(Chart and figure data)
————————

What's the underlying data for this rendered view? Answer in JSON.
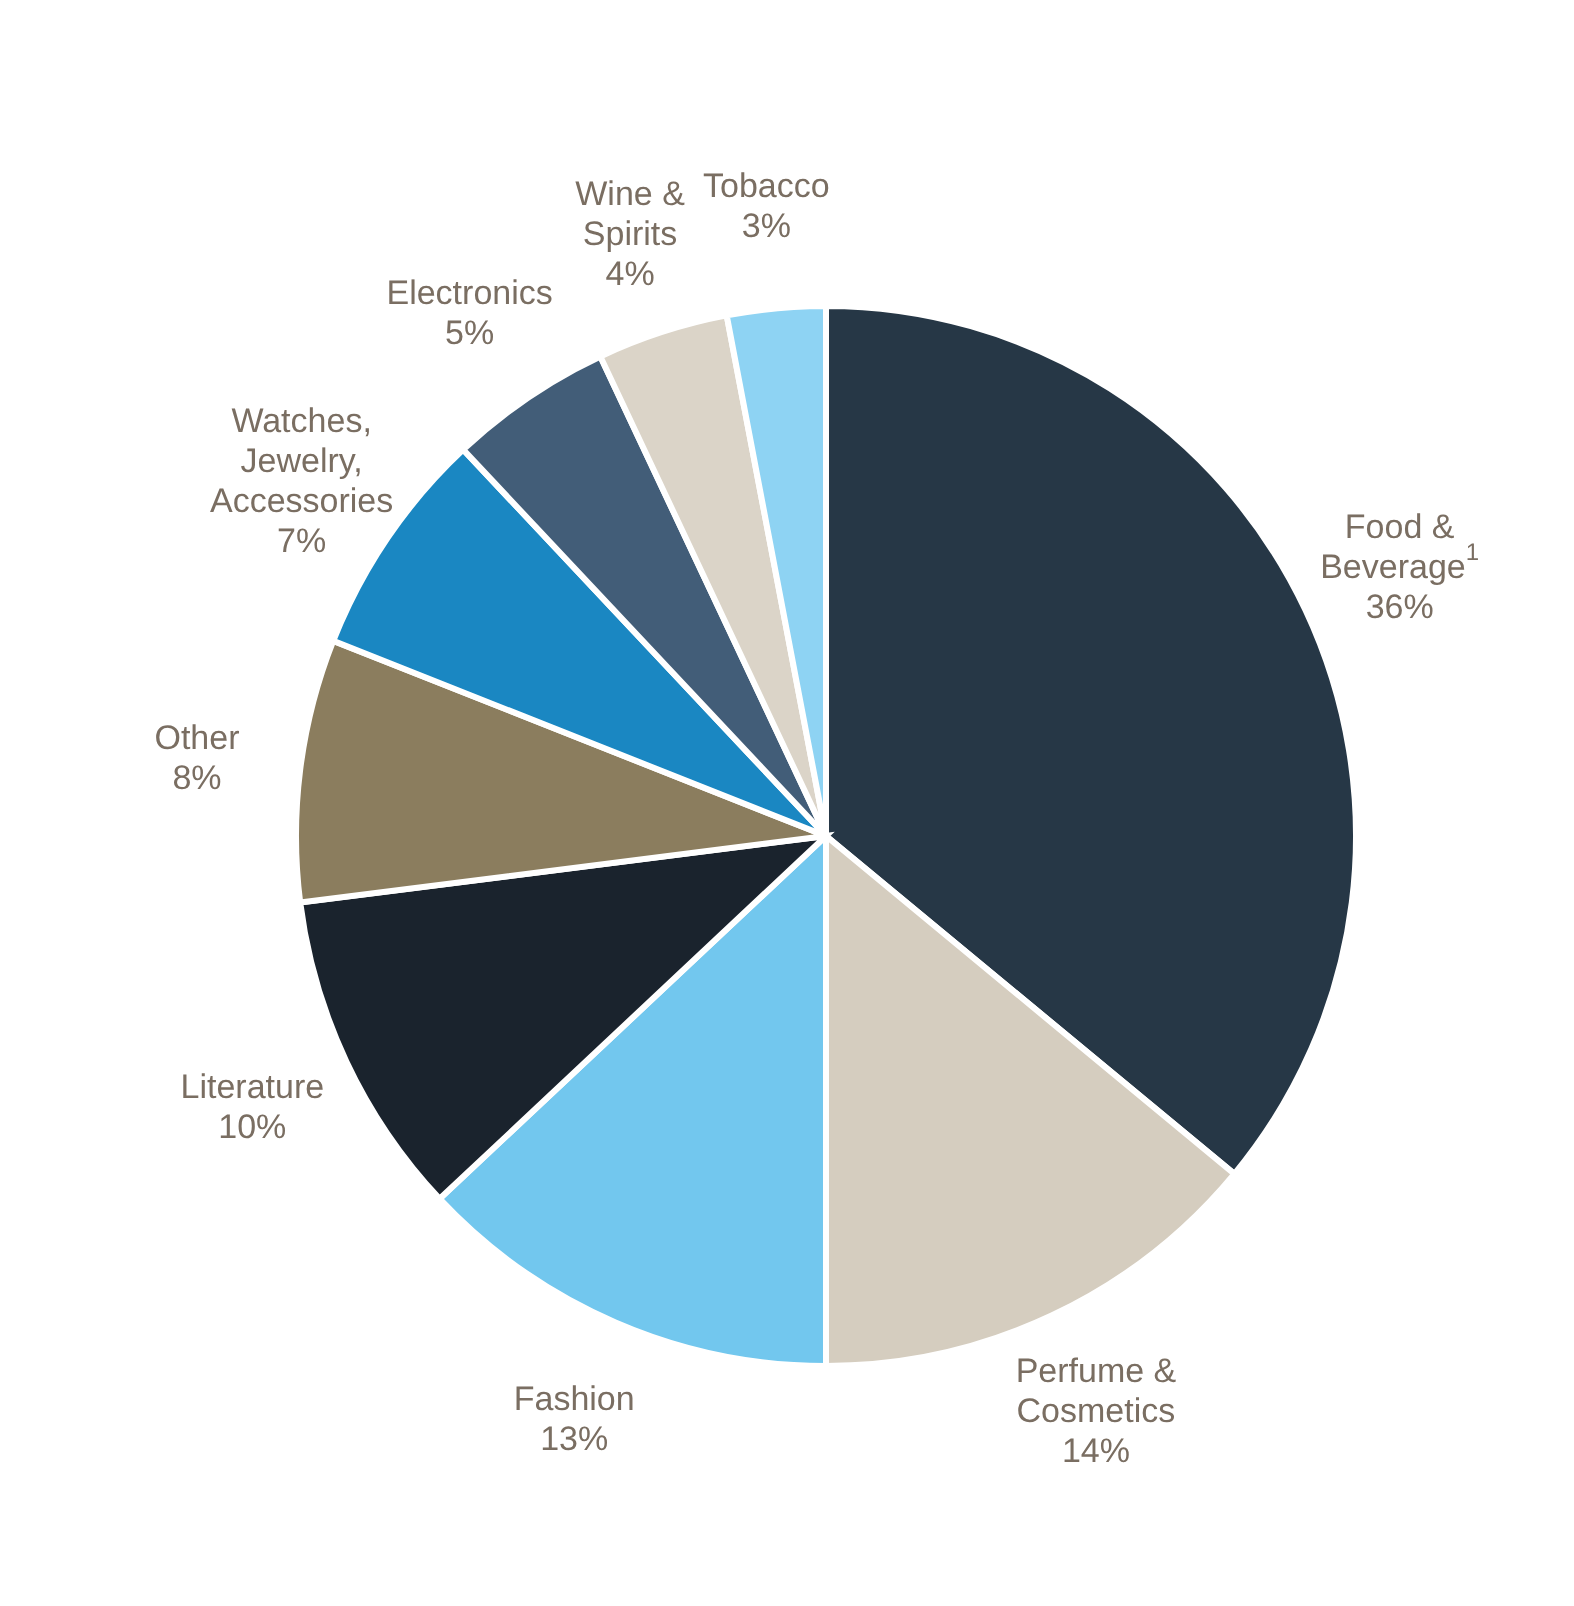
{
  "chart_data": {
    "type": "pie",
    "categories": [
      "Food & Beverage$^{1}$",
      "Perfume & Cosmetics",
      "Fashion",
      "Literature",
      "Other",
      "Watches, Jewelry, Accessories",
      "Electronics",
      "Wine & Spirits",
      "Tobacco"
    ],
    "values": [
      36,
      14,
      13,
      10,
      8,
      7,
      5,
      4,
      3
    ],
    "value_labels": [
      "36%",
      "14%",
      "13%",
      "10%",
      "8%",
      "7%",
      "5%",
      "4%",
      "3%"
    ],
    "colors": [
      "#263746",
      "#d5cdbf",
      "#72c7ee",
      "#1a232d",
      "#8b7d5e",
      "#1a87c2",
      "#425d78",
      "#dbd4c8",
      "#8ed3f3"
    ],
    "legend": false
  }
}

————————

Copy all the lines of data exactly as they appear, dropping any images.

What's the underlying data for this rendered view? Answer in JSON.
{
  "chart_data": {
    "type": "pie",
    "categories": [
      "Food & Beverage$^{1}$",
      "Perfume & Cosmetics",
      "Fashion",
      "Literature",
      "Other",
      "Watches, Jewelry, Accessories",
      "Electronics",
      "Wine & Spirits",
      "Tobacco"
    ],
    "values": [
      36,
      14,
      13,
      10,
      8,
      7,
      5,
      4,
      3
    ],
    "value_labels": [
      "36%",
      "14%",
      "13%",
      "10%",
      "8%",
      "7%",
      "5%",
      "4%",
      "3%"
    ],
    "colors": [
      "#263746",
      "#d5cdbf",
      "#72c7ee",
      "#1a232d",
      "#8b7d5e",
      "#1a87c2",
      "#425d78",
      "#dbd4c8",
      "#8ed3f3"
    ],
    "legend": false
  }
}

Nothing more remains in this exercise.